>>>

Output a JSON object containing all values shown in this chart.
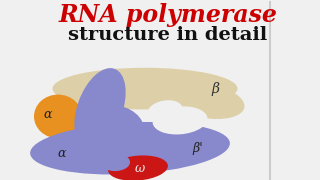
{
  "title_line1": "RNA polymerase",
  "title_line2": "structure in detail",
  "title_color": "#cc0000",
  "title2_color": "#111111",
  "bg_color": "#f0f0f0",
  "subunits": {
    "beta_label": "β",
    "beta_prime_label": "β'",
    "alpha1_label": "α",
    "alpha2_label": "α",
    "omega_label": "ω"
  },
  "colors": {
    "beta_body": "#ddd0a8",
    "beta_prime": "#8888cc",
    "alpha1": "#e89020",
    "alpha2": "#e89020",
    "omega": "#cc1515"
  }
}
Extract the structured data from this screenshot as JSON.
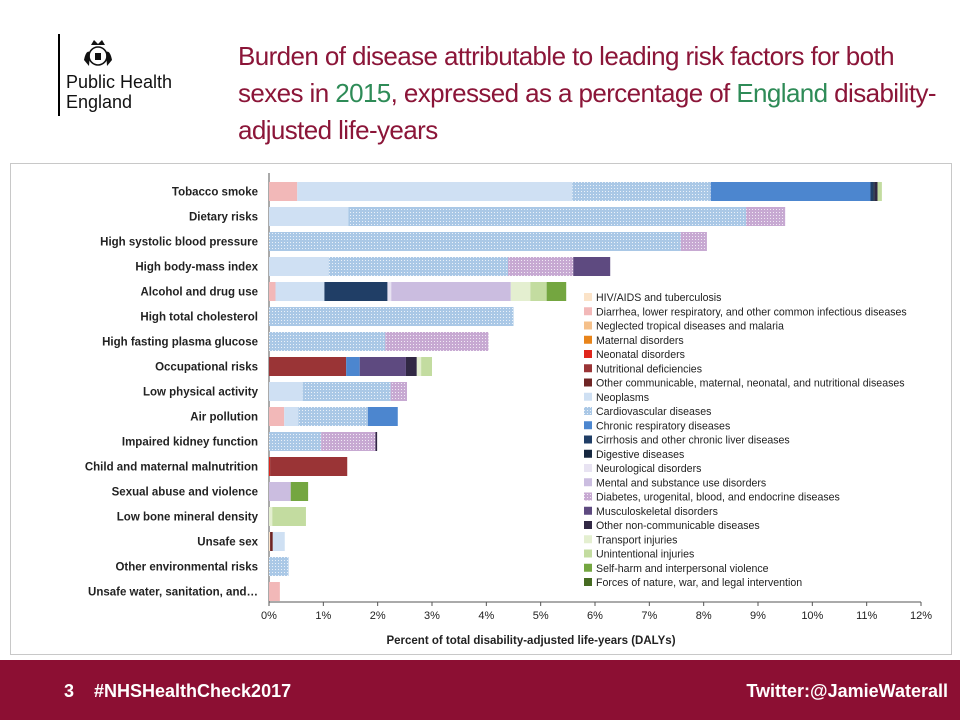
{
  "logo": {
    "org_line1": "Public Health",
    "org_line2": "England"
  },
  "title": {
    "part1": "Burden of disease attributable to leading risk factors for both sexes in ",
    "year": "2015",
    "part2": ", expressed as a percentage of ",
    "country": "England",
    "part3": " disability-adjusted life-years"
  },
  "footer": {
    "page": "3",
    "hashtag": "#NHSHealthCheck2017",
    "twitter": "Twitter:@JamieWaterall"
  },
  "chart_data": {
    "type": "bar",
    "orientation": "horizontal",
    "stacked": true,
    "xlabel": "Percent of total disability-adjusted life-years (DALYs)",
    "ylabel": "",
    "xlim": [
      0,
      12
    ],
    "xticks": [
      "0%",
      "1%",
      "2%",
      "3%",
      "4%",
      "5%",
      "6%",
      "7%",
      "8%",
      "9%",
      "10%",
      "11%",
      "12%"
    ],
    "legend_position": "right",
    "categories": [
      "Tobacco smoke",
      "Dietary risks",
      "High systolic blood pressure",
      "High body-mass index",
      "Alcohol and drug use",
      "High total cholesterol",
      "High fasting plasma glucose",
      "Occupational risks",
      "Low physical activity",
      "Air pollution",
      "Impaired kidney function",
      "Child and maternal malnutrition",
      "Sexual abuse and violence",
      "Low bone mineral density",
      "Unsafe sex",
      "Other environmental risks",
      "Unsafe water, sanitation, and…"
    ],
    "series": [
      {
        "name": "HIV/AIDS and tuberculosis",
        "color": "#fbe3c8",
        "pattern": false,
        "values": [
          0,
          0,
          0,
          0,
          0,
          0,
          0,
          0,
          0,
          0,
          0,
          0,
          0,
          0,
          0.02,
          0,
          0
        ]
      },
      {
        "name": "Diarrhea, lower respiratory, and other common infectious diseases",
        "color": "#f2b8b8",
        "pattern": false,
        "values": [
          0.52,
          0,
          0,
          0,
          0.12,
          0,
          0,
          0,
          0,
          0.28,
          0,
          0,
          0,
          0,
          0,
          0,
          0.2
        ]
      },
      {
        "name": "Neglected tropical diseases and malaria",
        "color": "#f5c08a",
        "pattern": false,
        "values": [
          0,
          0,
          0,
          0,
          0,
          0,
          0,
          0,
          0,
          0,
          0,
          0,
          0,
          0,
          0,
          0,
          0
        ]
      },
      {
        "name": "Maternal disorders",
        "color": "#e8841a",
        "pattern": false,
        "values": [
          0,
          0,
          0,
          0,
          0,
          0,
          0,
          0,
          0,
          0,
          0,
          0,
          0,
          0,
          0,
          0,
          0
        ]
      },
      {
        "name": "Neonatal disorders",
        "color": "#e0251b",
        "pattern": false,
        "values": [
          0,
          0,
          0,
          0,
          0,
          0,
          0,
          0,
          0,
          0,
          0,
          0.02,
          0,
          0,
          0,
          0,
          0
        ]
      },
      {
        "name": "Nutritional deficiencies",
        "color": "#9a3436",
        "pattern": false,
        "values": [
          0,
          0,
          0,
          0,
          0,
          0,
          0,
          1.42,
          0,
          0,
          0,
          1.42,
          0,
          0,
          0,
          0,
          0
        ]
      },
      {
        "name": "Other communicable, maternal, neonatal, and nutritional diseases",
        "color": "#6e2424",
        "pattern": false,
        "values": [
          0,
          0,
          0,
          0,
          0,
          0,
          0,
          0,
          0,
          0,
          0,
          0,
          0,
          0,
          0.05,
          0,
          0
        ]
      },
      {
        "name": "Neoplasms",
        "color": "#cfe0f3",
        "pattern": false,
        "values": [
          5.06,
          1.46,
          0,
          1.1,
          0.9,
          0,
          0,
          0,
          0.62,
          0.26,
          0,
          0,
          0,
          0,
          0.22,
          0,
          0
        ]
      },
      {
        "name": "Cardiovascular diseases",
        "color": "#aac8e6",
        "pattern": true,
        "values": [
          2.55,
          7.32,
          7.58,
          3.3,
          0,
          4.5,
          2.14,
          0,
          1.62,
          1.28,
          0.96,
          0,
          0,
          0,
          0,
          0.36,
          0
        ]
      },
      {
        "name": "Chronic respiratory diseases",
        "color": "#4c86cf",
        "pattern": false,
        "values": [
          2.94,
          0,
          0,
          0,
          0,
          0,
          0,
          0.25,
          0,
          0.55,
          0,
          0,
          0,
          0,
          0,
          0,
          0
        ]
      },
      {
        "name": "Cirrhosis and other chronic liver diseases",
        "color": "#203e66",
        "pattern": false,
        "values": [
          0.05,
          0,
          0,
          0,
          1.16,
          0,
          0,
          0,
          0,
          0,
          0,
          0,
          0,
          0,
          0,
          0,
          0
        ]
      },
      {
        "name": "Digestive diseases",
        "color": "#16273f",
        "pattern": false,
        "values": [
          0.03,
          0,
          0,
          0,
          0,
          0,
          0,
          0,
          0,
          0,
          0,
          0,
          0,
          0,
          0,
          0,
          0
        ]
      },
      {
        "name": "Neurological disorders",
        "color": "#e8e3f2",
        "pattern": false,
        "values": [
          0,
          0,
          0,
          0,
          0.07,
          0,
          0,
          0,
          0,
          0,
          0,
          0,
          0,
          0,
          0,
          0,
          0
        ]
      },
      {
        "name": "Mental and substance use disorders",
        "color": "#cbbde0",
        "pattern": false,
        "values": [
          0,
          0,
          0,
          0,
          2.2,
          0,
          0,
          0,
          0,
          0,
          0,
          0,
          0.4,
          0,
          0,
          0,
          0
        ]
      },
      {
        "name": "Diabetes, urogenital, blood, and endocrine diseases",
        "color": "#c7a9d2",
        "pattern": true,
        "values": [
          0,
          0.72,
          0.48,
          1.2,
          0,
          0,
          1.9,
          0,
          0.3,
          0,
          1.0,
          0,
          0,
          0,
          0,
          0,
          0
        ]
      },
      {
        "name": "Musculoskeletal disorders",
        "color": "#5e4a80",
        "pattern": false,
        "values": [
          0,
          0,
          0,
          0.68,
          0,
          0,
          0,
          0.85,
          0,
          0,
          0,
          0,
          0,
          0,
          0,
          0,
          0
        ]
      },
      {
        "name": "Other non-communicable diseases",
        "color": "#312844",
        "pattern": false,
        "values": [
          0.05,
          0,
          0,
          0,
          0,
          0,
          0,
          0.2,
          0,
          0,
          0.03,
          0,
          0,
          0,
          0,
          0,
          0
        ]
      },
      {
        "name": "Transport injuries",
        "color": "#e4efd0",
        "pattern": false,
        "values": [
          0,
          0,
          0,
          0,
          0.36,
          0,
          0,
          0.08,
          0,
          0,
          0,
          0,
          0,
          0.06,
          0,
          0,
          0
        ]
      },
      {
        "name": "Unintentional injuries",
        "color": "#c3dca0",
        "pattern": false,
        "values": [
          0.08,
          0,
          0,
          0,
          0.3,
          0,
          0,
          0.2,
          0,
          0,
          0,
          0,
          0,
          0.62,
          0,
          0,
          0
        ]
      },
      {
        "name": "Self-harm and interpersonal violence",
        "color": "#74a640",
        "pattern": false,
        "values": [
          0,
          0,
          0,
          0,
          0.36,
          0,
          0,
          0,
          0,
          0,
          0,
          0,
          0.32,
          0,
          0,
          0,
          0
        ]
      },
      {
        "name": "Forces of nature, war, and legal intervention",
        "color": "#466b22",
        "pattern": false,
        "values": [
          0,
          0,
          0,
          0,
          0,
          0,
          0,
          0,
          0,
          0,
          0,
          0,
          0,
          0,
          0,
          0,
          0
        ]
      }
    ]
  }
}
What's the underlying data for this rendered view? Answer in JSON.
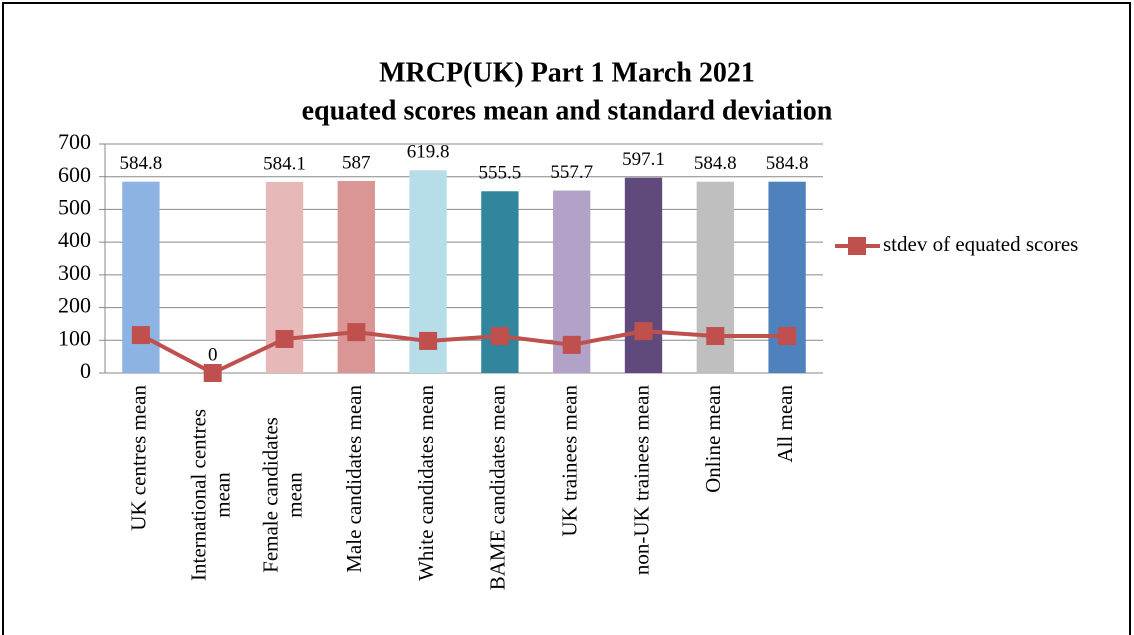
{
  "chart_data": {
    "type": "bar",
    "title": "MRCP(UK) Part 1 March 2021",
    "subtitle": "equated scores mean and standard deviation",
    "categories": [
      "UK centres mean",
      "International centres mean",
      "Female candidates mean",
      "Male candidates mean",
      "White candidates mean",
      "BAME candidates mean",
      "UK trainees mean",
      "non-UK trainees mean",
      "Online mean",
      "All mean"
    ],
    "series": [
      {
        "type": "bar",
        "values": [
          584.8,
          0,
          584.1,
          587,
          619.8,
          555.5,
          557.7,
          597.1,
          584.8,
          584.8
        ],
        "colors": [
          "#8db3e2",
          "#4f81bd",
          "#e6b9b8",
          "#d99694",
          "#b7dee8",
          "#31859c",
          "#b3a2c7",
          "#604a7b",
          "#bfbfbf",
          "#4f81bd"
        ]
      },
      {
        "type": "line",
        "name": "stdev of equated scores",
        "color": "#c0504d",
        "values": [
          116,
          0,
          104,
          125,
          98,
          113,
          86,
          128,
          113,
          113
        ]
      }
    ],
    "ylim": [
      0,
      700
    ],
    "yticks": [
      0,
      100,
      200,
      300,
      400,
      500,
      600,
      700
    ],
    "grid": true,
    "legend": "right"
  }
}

<<<

* DIRECTIONS: In the entries above, how many lines hold the word "JSON"? State the number and nothing else.

* RESPONSE TO THIS TASK: 3